Data listing:
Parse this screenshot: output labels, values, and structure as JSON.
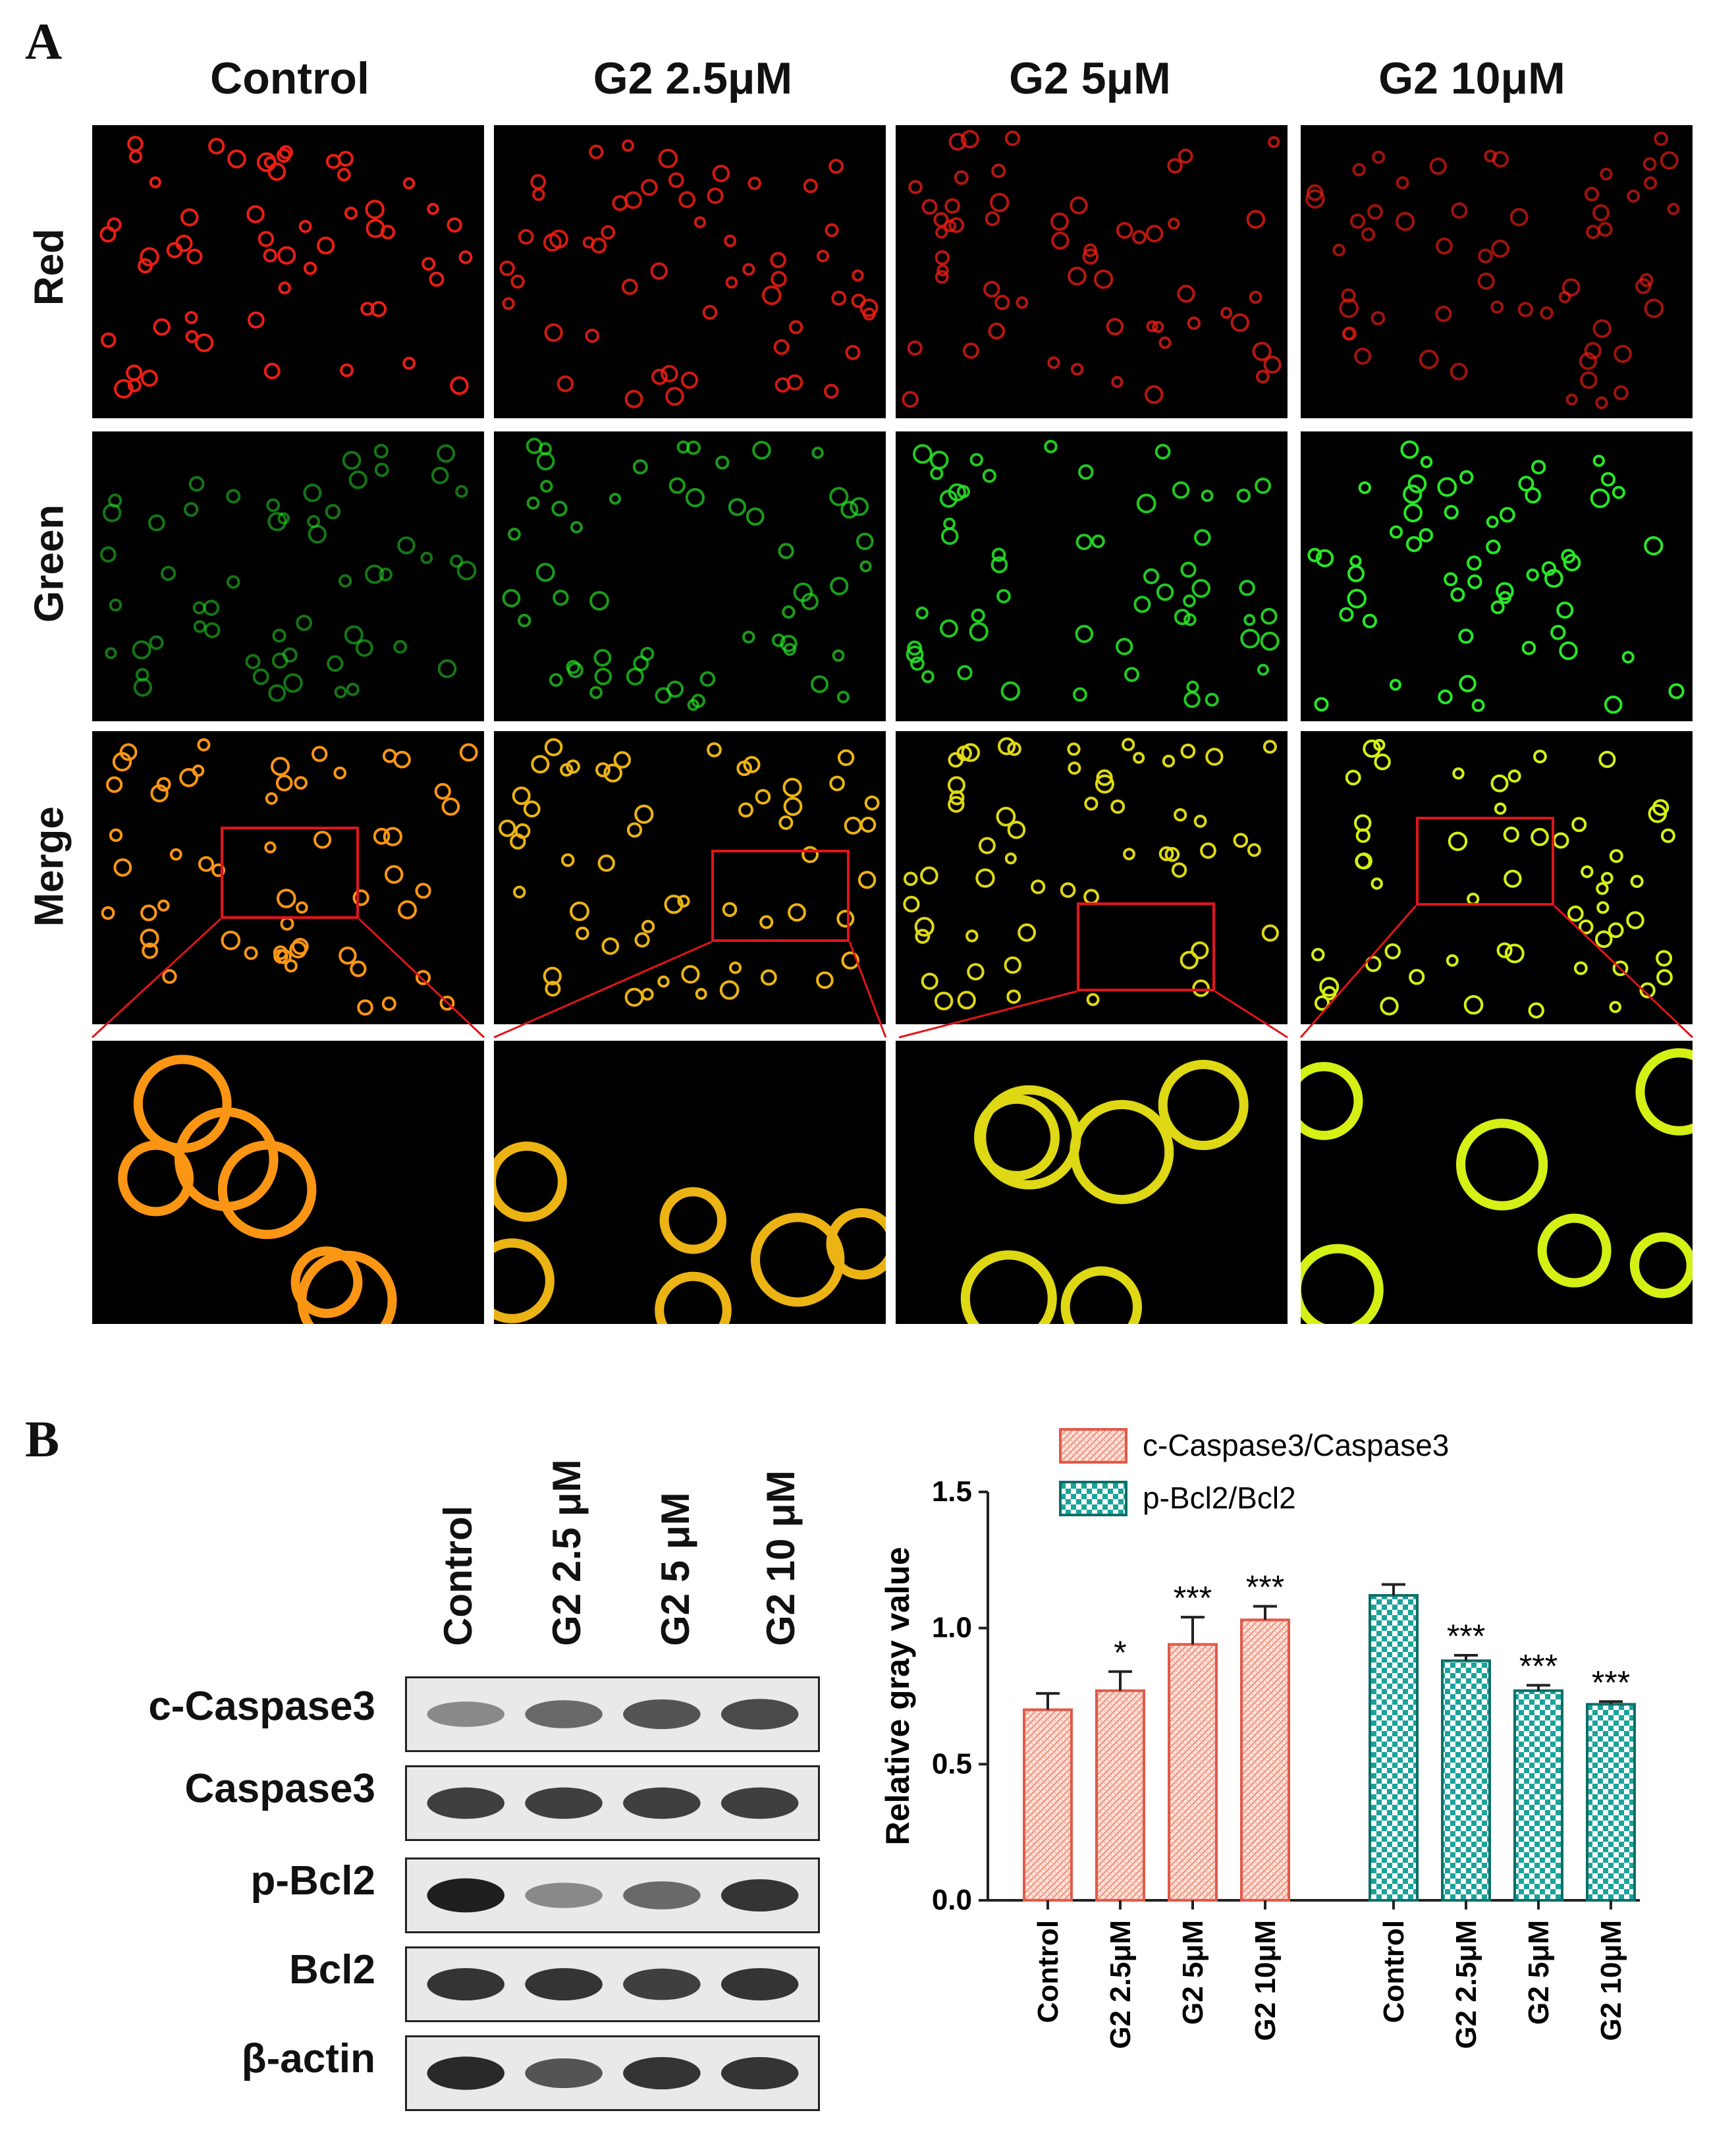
{
  "panel_a": {
    "letter": "A",
    "columns": [
      "Control",
      "G2 2.5μM",
      "G2 5μM",
      "G2 10μM"
    ],
    "rows": [
      "Red",
      "Green",
      "Merge"
    ]
  },
  "panel_b": {
    "letter": "B",
    "lanes": [
      "Control",
      "G2 2.5 μM",
      "G2 5 μM",
      "G2 10 μM"
    ],
    "blots": [
      "c-Caspase3",
      "Caspase3",
      "p-Bcl2",
      "Bcl2",
      "β-actin"
    ]
  },
  "colors": {
    "zoom_box": "#e0151a",
    "series1_fill": "#f8c8b8",
    "series1_edge": "#e05a4a",
    "series2_fill": "#1aa39a",
    "series2_edge": "#0d6f68"
  },
  "chart_data": {
    "type": "bar",
    "ylabel": "Relative gray value",
    "ylim": [
      0,
      1.5
    ],
    "yticks": [
      "0.0",
      "0.5",
      "1.0",
      "1.5"
    ],
    "legend_position": "top",
    "groups": [
      {
        "name": "c-Caspase3/Caspase3",
        "pattern": "hatched",
        "categories": [
          "Control",
          "G2 2.5μM",
          "G2 5μM",
          "G2 10μM"
        ],
        "values": [
          0.7,
          0.77,
          0.94,
          1.03
        ],
        "errors": [
          0.06,
          0.07,
          0.1,
          0.05
        ],
        "significance": [
          "",
          "*",
          "***",
          "***"
        ]
      },
      {
        "name": "p-Bcl2/Bcl2",
        "pattern": "checkered",
        "categories": [
          "Control",
          "G2 2.5μM",
          "G2 5μM",
          "G2 10μM"
        ],
        "values": [
          1.12,
          0.88,
          0.77,
          0.72
        ],
        "errors": [
          0.04,
          0.02,
          0.02,
          0.01
        ],
        "significance": [
          "",
          "***",
          "***",
          "***"
        ]
      }
    ]
  }
}
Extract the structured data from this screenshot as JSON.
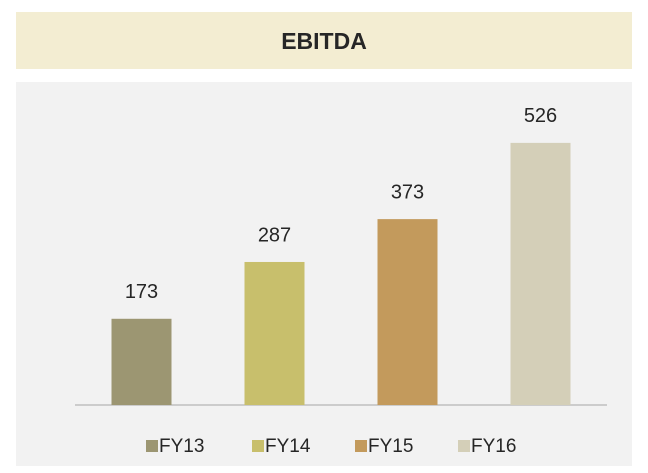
{
  "chart_data": {
    "type": "bar",
    "title": "EBITDA",
    "categories": [
      "FY13",
      "FY14",
      "FY15",
      "FY16"
    ],
    "values": [
      173,
      287,
      373,
      526
    ],
    "colors": [
      "#9c9672",
      "#c8bf6c",
      "#c39a5c",
      "#d4cfb8"
    ],
    "ylim": [
      0,
      600
    ],
    "legend": "bottom",
    "grid": false
  }
}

TASK TO COMPLETE:
Copy out every line holding the string "this".

FULL RESPONSE:
Parse this screenshot: output labels, values, and structure as JSON.
Extract the structured data from this screenshot as JSON.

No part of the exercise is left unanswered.